───── SUPPLIED RECORDS ─────

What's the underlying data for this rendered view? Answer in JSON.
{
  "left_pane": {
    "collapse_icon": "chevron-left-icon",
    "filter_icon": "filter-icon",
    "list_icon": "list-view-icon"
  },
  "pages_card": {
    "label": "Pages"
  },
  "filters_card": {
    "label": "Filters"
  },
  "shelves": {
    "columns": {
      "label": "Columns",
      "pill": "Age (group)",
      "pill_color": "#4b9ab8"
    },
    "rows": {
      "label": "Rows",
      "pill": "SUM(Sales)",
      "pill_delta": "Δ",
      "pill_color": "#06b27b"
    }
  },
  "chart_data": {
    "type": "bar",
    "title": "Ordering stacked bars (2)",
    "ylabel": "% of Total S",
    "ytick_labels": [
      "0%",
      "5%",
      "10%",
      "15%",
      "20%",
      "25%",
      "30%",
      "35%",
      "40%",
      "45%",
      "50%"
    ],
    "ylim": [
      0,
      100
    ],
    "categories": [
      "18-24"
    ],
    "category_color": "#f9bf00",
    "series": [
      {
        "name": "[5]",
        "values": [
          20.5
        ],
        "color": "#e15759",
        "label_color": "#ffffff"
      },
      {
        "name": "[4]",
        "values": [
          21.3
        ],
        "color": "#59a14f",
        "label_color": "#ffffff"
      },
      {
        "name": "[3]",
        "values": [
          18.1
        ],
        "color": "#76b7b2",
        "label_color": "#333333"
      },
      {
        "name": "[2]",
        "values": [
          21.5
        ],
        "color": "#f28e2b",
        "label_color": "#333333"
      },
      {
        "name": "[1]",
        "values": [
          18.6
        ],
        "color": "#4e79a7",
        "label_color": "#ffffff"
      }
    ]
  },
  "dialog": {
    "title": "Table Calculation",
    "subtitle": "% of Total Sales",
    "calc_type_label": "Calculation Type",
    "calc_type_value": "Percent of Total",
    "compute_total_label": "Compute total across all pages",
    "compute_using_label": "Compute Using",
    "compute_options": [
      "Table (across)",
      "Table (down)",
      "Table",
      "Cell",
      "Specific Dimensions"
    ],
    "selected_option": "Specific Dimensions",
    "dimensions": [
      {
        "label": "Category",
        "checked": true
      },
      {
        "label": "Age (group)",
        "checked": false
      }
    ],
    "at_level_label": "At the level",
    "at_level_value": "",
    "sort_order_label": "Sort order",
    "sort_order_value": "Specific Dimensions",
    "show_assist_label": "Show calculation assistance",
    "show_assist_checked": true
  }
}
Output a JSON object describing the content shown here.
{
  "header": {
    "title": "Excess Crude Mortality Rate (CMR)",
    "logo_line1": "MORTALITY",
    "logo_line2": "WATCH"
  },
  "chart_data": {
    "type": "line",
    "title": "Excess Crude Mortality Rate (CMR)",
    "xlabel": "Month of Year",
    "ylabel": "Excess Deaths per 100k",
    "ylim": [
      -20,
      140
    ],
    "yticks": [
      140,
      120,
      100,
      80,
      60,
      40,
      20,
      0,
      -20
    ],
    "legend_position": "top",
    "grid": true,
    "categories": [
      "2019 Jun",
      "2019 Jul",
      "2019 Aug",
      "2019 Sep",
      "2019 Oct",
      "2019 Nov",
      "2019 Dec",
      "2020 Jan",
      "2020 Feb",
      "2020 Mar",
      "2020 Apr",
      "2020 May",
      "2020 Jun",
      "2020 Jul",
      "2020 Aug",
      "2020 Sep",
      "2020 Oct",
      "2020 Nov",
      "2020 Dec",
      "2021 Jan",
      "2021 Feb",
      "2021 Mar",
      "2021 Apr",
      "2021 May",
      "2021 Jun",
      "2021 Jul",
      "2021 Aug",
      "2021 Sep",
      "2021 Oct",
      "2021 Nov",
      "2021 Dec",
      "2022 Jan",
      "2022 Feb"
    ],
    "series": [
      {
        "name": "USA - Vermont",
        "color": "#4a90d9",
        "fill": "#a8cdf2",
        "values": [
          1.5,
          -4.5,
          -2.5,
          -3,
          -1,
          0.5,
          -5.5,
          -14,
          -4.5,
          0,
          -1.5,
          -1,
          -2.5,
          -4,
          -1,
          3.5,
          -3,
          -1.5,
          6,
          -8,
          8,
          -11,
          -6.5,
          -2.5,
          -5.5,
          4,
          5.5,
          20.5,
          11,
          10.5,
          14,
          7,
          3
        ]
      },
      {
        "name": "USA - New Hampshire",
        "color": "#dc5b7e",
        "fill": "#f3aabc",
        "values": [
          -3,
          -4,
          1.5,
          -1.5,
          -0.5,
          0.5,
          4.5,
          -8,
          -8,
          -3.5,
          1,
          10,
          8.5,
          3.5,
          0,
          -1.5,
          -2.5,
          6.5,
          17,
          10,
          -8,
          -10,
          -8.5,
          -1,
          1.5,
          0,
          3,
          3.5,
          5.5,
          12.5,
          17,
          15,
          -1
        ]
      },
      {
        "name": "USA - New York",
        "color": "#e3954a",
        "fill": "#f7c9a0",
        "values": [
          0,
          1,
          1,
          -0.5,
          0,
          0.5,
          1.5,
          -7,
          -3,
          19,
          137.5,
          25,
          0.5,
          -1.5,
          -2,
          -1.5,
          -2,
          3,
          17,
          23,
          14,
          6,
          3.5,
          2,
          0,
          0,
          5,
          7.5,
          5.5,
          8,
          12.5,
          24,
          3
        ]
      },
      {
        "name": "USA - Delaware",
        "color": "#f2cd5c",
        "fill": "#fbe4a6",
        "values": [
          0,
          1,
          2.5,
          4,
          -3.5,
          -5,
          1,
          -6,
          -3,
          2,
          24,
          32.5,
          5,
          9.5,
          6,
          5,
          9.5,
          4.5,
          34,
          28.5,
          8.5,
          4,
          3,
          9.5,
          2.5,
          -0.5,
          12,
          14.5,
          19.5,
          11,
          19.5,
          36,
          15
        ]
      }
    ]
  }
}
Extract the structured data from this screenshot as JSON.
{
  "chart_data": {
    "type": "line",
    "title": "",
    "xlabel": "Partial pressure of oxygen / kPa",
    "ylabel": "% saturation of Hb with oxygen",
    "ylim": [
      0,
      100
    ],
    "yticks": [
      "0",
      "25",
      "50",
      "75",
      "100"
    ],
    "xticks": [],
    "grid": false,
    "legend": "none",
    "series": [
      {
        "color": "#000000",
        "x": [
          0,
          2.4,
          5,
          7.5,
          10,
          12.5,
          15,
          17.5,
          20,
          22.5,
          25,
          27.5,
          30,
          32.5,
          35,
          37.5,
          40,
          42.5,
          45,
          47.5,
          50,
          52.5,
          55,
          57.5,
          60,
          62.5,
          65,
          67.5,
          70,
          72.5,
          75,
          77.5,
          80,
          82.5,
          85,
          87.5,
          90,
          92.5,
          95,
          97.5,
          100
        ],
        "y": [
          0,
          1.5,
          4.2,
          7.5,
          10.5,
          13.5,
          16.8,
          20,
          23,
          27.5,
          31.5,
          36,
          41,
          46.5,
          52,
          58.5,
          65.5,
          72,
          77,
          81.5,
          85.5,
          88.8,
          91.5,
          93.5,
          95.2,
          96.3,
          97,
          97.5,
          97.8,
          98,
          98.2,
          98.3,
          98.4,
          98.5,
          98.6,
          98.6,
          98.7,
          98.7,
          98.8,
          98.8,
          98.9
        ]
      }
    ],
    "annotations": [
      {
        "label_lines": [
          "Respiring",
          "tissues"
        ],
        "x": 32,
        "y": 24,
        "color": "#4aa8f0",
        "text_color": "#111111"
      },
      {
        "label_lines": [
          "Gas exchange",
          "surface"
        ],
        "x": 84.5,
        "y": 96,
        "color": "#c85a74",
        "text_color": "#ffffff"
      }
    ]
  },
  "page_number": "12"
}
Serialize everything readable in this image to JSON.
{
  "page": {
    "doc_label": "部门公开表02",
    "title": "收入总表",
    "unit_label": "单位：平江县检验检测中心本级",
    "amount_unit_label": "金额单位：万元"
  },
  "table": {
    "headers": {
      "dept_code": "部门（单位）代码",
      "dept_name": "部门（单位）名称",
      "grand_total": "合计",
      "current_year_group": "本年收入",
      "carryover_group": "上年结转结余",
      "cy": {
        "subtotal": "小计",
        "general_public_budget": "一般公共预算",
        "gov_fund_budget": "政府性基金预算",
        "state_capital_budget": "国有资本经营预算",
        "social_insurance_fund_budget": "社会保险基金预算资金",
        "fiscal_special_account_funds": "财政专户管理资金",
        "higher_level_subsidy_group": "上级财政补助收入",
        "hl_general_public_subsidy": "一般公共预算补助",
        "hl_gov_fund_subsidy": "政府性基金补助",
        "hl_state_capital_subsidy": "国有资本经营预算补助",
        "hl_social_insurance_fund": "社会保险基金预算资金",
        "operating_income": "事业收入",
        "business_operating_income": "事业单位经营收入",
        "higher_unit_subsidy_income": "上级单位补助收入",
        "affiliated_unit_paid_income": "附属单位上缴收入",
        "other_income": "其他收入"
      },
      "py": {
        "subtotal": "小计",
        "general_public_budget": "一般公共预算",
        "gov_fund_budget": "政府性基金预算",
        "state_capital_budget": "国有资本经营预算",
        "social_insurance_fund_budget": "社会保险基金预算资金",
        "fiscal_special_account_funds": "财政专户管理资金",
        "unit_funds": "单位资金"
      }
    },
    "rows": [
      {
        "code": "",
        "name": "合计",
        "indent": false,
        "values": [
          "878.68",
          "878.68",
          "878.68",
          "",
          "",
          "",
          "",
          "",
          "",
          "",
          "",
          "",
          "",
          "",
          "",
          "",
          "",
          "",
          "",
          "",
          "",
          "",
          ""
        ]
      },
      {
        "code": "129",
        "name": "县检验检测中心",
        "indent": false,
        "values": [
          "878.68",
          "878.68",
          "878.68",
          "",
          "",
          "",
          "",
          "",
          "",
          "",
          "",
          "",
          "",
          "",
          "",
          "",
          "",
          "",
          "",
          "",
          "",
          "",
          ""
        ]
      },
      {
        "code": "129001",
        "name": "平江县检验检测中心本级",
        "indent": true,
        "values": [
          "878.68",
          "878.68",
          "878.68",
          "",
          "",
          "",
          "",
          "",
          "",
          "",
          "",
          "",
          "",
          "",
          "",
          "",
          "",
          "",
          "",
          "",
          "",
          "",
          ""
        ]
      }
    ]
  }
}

─────

Which lines above contain the word "oxygen"? Copy each of them.

    "xlabel": "Partial pressure of oxygen / kPa",
    "ylabel": "% saturation of Hb with oxygen",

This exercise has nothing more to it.